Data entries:
▼

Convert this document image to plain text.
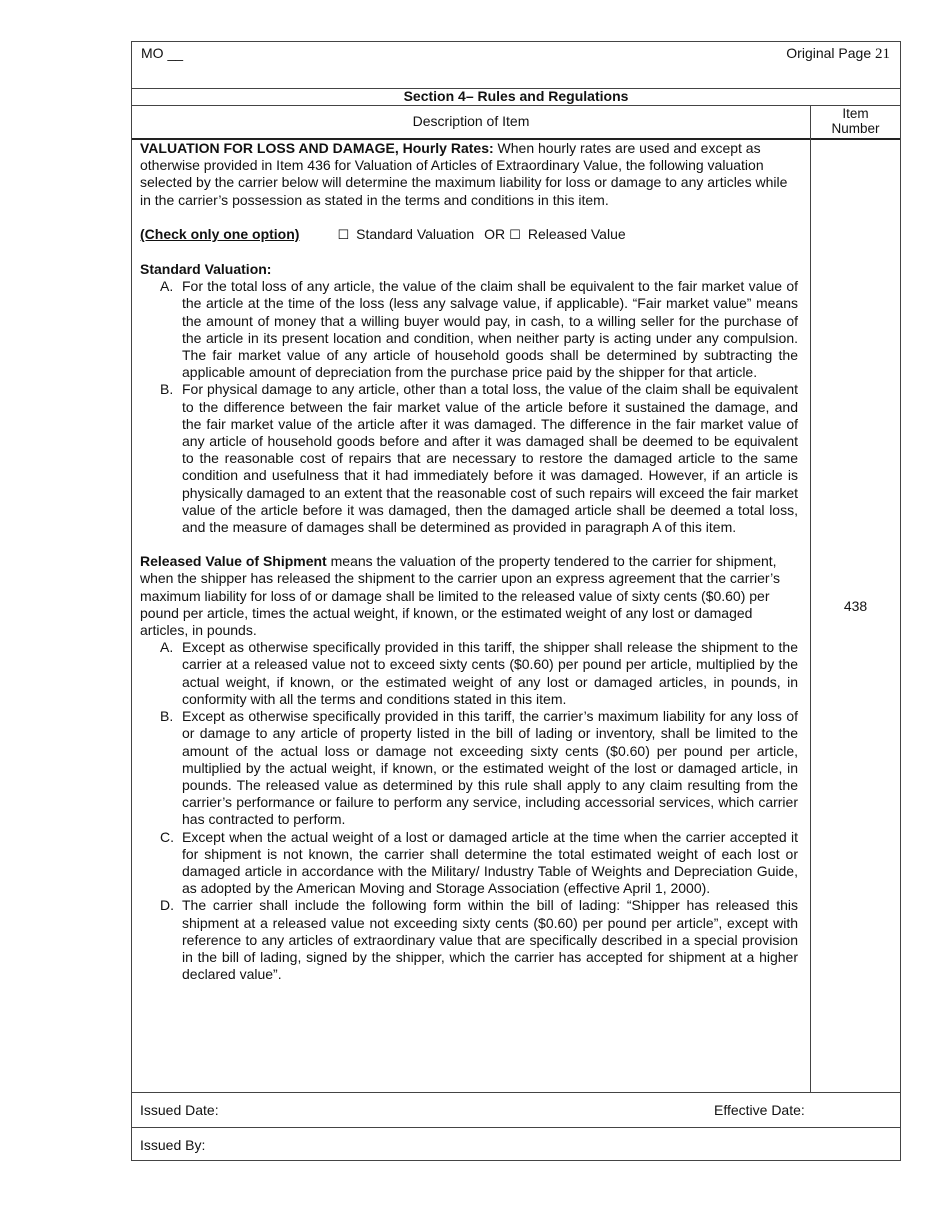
MO __	Original Page 21
Section 4– Rules and Regulations
Description of Item	Item
Number

VALUATION FOR LOSS AND DAMAGE, Hourly Rates: When hourly rates are used and except as otherwise provided in Item 436 for Valuation of Articles of Extraordinary Value, the following valuation selected by the carrier below will determine the maximum liability for loss or damage to any articles while in the carrier’s possession as stated in the terms and conditions in this item.

(Check only one option)	☐ Standard Valuation OR ☐ Released Value

Standard Valuation:

A. For the total loss of any article, the value of the claim shall be equivalent to the fair market value of the article at the time of the loss (less any salvage value, if applicable). “Fair market value” means the amount of money that a willing buyer would pay, in cash, to a willing seller for the purchase of the article in its present location and condition, when neither party is acting under any compulsion. The fair market value of any article of household goods shall be determined by subtracting the applicable amount of depreciation from the purchase price paid by the shipper for that article.
B. For physical damage to any article, other than a total loss, the value of the claim shall be equivalent to the difference between the fair market value of the article before it sustained the damage, and the fair market value of the article after it was damaged. The difference in the fair market value of any article of household goods before and after it was damaged shall be deemed to be equivalent to the reasonable cost of repairs that are necessary to restore the damaged article to the same condition and usefulness that it had immediately before it was damaged. However, if an article is physically damaged to an extent that the reasonable cost of such repairs will exceed the fair market value of the article before it was damaged, then the damaged article shall be deemed a total loss, and the measure of damages shall be determined as provided in paragraph A of this item.

Released Value of Shipment means the valuation of the property tendered to the carrier for shipment, when the shipper has released the shipment to the carrier upon an express agreement that the carrier’s maximum liability for loss of or damage shall be limited to the released value of sixty cents ($0.60) per pound per article, times the actual weight, if known, or the estimated weight of any lost or damaged articles, in pounds.

A. Except as otherwise specifically provided in this tariff, the shipper shall release the shipment to the carrier at a released value not to exceed sixty cents ($0.60) per pound per article, multiplied by the actual weight, if known, or the estimated weight of any lost or damaged articles, in pounds, in conformity with all the terms and conditions stated in this item.
B. Except as otherwise specifically provided in this tariff, the carrier’s maximum liability for any loss of or damage to any article of property listed in the bill of lading or inventory, shall be limited to the amount of the actual loss or damage not exceeding sixty cents ($0.60) per pound per article, multiplied by the actual weight, if known, or the estimated weight of the lost or damaged article, in pounds. The released value as determined by this rule shall apply to any claim resulting from the carrier’s performance or failure to perform any service, including accessorial services, which carrier has contracted to perform.
C. Except when the actual weight of a lost or damaged article at the time when the carrier accepted it for shipment is not known, the carrier shall determine the total estimated weight of each lost or damaged article in accordance with the Military/ Industry Table of Weights and Depreciation Guide, as adopted by the American Moving and Storage Association (effective April 1, 2000).
D. The carrier shall include the following form within the bill of lading: “Shipper has released this shipment at a released value not exceeding sixty cents ($0.60) per pound per article”, except with reference to any articles of extraordinary value that are specifically described in a special provision in the bill of lading, signed by the shipper, which the carrier has accepted for shipment at a higher declared value”.
438
Issued Date:	Effective Date:
Issued By:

▲

> PROBLEM TO WORK ON
Take every line that includes the string "terms" and copy it.

> CORRECT OUTPUT
VALUATION FOR LOSS AND DAMAGE, Hourly Rates: When hourly rates are used and except as otherwise provided in Item 436 for Valuation of Articles of Extraordinary Value, the following valuation selected by the carrier below will determine the maximum liability for loss or damage to any articles while in the carrier’s possession as stated in the terms and conditions in this item.
A. Except as otherwise specifically provided in this tariff, the shipper shall release the shipment to the carrier at a released value not to exceed sixty cents ($0.60) per pound per article, multiplied by the actual weight, if known, or the estimated weight of any lost or damaged articles, in pounds, in conformity with all the terms and conditions stated in this item.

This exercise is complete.